─── RECORDS PROVIDED

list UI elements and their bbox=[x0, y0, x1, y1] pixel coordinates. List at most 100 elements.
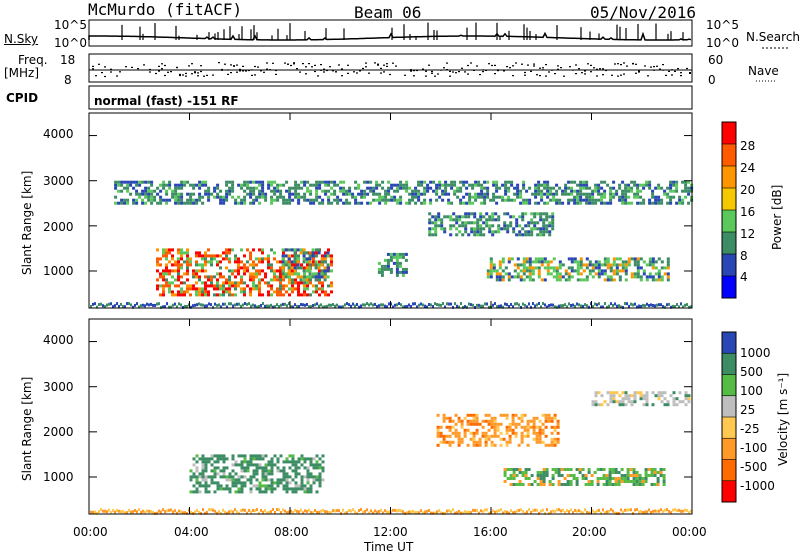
echo-cell bbox=[504, 183, 508, 187]
nave-point bbox=[233, 65, 235, 67]
echo-cell bbox=[153, 198, 157, 202]
echo-cell bbox=[612, 263, 616, 267]
echo-cell bbox=[192, 192, 196, 196]
echo-cell bbox=[312, 284, 315, 288]
ground-scatter-cell bbox=[244, 302, 246, 306]
ground-scatter-cell bbox=[632, 511, 634, 515]
echo-cell bbox=[542, 474, 546, 477]
echo-cell bbox=[270, 490, 274, 494]
echo-cell bbox=[570, 180, 574, 184]
echo-cell bbox=[540, 189, 544, 193]
echo-cell bbox=[294, 263, 297, 267]
nave-point bbox=[680, 75, 682, 77]
nave-point bbox=[470, 62, 472, 64]
ground-scatter-cell bbox=[126, 511, 128, 515]
echo-cell bbox=[602, 468, 606, 471]
echo-cell bbox=[594, 400, 598, 404]
echo-cell bbox=[189, 478, 193, 482]
echo-cell bbox=[570, 260, 574, 264]
echo-cell bbox=[273, 454, 277, 458]
ground-scatter-cell bbox=[110, 302, 112, 306]
echo-cell bbox=[466, 443, 470, 447]
echo-cell bbox=[636, 260, 640, 264]
ground-scatter-cell bbox=[636, 508, 638, 512]
echo-cell bbox=[324, 183, 328, 187]
echo-cell bbox=[381, 198, 385, 202]
echo-cell bbox=[520, 413, 524, 417]
echo-cell bbox=[404, 252, 408, 256]
echo-cell bbox=[276, 466, 280, 470]
echo-cell bbox=[463, 416, 467, 420]
echo-cell bbox=[246, 183, 250, 187]
echo-cell bbox=[423, 198, 427, 202]
ground-scatter-cell bbox=[136, 510, 138, 514]
ground-scatter-cell bbox=[120, 510, 122, 514]
echo-cell bbox=[411, 192, 415, 196]
echo-cell bbox=[171, 269, 174, 273]
echo-cell bbox=[548, 221, 552, 225]
echo-cell bbox=[533, 480, 537, 483]
ground-scatter-cell bbox=[496, 305, 498, 309]
echo-cell bbox=[445, 425, 449, 429]
echo-cell bbox=[279, 272, 282, 276]
echo-cell bbox=[234, 490, 238, 494]
echo-cell bbox=[285, 478, 289, 482]
echo-cell bbox=[609, 189, 613, 193]
echo-cell bbox=[651, 278, 655, 282]
echo-cell bbox=[273, 272, 276, 276]
nave-point bbox=[611, 74, 613, 76]
echo-cell bbox=[345, 198, 349, 202]
echo-cell bbox=[448, 416, 452, 420]
ground-scatter-cell bbox=[462, 305, 464, 309]
echo-cell bbox=[621, 260, 625, 264]
ground-scatter-cell bbox=[686, 508, 688, 512]
nave-point bbox=[557, 68, 559, 70]
ground-scatter-cell bbox=[640, 510, 642, 514]
nave-point bbox=[494, 73, 496, 75]
ground-scatter-cell bbox=[492, 303, 494, 307]
echo-cell bbox=[285, 457, 289, 461]
echo-cell bbox=[627, 394, 631, 398]
ground-scatter-cell bbox=[656, 509, 658, 513]
nave-point bbox=[404, 74, 406, 76]
echo-cell bbox=[282, 195, 286, 199]
echo-cell bbox=[198, 263, 201, 267]
echo-cell bbox=[276, 293, 279, 297]
echo-cell bbox=[429, 201, 433, 205]
echo-cell bbox=[537, 269, 541, 273]
echo-cell bbox=[315, 189, 319, 193]
echo-cell bbox=[632, 474, 636, 477]
nave-point bbox=[302, 63, 304, 65]
echo-cell bbox=[537, 266, 541, 270]
echo-cell bbox=[465, 180, 469, 184]
echo-cell bbox=[563, 468, 567, 471]
echo-cell bbox=[276, 195, 280, 199]
ground-scatter-cell bbox=[564, 511, 566, 515]
echo-cell bbox=[246, 478, 250, 482]
echo-cell bbox=[405, 201, 409, 205]
ground-scatter-cell bbox=[612, 303, 614, 307]
echo-cell bbox=[383, 258, 387, 262]
echo-cell bbox=[293, 257, 297, 261]
echo-cell bbox=[472, 431, 476, 435]
echo-cell bbox=[508, 425, 512, 429]
echo-cell bbox=[201, 266, 204, 270]
echo-cell bbox=[465, 186, 469, 190]
nave-point bbox=[116, 75, 118, 77]
echo-cell bbox=[648, 180, 652, 184]
ground-scatter-cell bbox=[128, 508, 130, 512]
echo-cell bbox=[213, 287, 216, 291]
ground-scatter-cell bbox=[434, 302, 436, 306]
echo-cell bbox=[499, 422, 503, 426]
echo-cell bbox=[525, 275, 529, 279]
echo-cell bbox=[654, 260, 658, 264]
nave-point bbox=[329, 66, 331, 68]
echo-cell bbox=[264, 490, 268, 494]
echo-cell bbox=[507, 189, 511, 193]
echo-cell bbox=[428, 230, 432, 234]
echo-cell bbox=[297, 183, 301, 187]
echo-cell bbox=[597, 275, 601, 279]
echo-cell bbox=[471, 195, 475, 199]
echo-cell bbox=[141, 180, 145, 184]
echo-cell bbox=[498, 195, 502, 199]
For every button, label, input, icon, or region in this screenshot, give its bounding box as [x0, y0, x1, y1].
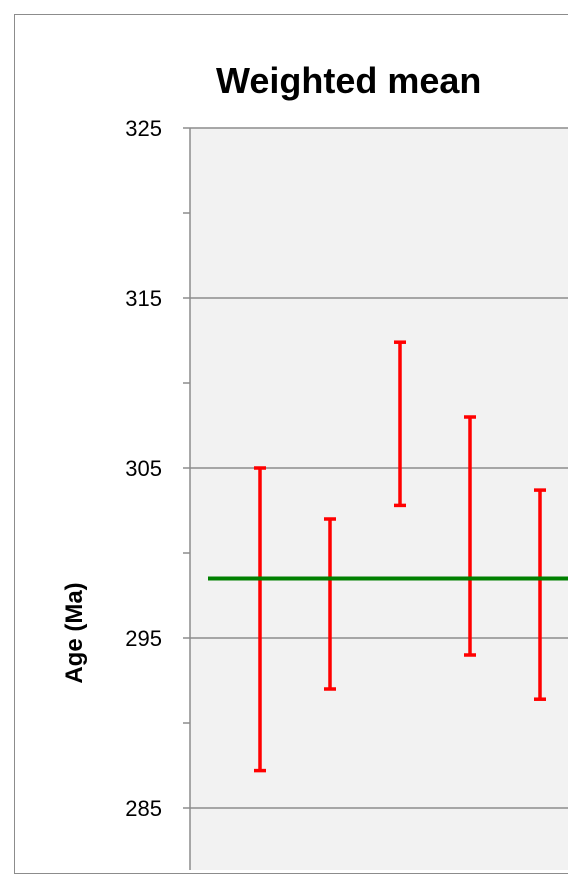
plot-area	[190, 128, 568, 870]
y-tick-label: 285	[125, 796, 162, 821]
error-bar	[254, 466, 266, 773]
y-axis	[183, 127, 191, 870]
gridlines	[190, 127, 568, 809]
y-axis-label: Age (Ma)	[61, 582, 88, 683]
y-tick-label: 295	[125, 626, 162, 651]
y-tick-label: 305	[125, 456, 162, 481]
y-tick-labels: 325 315 305 295 285	[125, 116, 162, 821]
error-bar	[394, 340, 406, 508]
chart-title: Weighted mean	[216, 60, 481, 101]
y-tick-label: 325	[125, 116, 162, 141]
y-tick-label: 315	[125, 286, 162, 311]
error-bars	[254, 340, 546, 773]
error-bar	[464, 415, 476, 657]
error-bar	[534, 488, 546, 701]
error-bar	[324, 517, 336, 691]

──────

### DIRECTION:
Rewrite the lines of the listing above that run from the line containing "128, 568, 870]" through the line containing "626, 162, 651]", putting "whisker" in place of "error-bar" and leaving everything else unchanged.

### FULL RESPONSE:
plot-area	[190, 128, 568, 870]
y-tick-label: 285	[125, 796, 162, 821]
whisker	[254, 466, 266, 773]
y-axis	[183, 127, 191, 870]
gridlines	[190, 127, 568, 809]
y-axis-label: Age (Ma)	[61, 582, 88, 683]
y-tick-label: 295	[125, 626, 162, 651]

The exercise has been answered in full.